• **Source records**
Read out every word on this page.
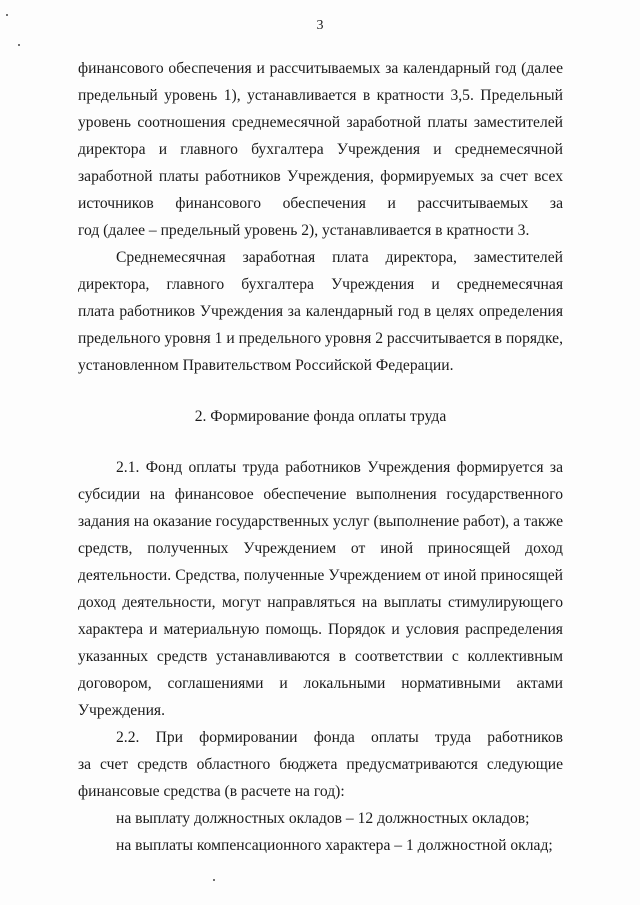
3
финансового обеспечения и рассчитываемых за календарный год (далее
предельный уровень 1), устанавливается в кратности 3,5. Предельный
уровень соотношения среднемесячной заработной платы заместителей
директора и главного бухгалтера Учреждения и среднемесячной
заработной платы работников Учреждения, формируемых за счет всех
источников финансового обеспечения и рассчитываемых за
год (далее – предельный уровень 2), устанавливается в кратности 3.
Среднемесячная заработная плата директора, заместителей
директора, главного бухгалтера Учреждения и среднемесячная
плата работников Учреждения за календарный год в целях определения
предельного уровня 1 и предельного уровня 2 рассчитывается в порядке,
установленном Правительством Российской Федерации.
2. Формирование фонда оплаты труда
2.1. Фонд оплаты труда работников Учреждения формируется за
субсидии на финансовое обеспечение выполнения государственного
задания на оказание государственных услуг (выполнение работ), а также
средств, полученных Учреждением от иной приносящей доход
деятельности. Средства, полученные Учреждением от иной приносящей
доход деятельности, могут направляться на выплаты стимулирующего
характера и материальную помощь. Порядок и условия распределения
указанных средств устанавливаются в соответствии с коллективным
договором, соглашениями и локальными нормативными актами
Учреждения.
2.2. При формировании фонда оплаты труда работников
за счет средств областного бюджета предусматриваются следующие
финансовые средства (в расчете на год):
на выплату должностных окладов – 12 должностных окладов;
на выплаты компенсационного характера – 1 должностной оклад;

• **What is needed**
Exclude the pictures and repeat every other part of the records word for word.

• **Result of this task**
Read out every word on this page.
3
финансового обеспечения и рассчитываемых за календарный год (далее
предельный уровень 1), устанавливается в кратности 3,5. Предельный
уровень соотношения среднемесячной заработной платы заместителей
директора и главного бухгалтера Учреждения и среднемесячной
заработной платы работников Учреждения, формируемых за счет всех
источников финансового обеспечения и рассчитываемых за
год (далее – предельный уровень 2), устанавливается в кратности 3.
Среднемесячная заработная плата директора, заместителей
директора, главного бухгалтера Учреждения и среднемесячная
плата работников Учреждения за календарный год в целях определения
предельного уровня 1 и предельного уровня 2 рассчитывается в порядке,
установленном Правительством Российской Федерации.
2. Формирование фонда оплаты труда
2.1. Фонд оплаты труда работников Учреждения формируется за
субсидии на финансовое обеспечение выполнения государственного
задания на оказание государственных услуг (выполнение работ), а также
средств, полученных Учреждением от иной приносящей доход
деятельности. Средства, полученные Учреждением от иной приносящей
доход деятельности, могут направляться на выплаты стимулирующего
характера и материальную помощь. Порядок и условия распределения
указанных средств устанавливаются в соответствии с коллективным
договором, соглашениями и локальными нормативными актами
Учреждения.
2.2. При формировании фонда оплаты труда работников
за счет средств областного бюджета предусматриваются следующие
финансовые средства (в расчете на год):
на выплату должностных окладов – 12 должностных окладов;
на выплаты компенсационного характера – 1 должностной оклад;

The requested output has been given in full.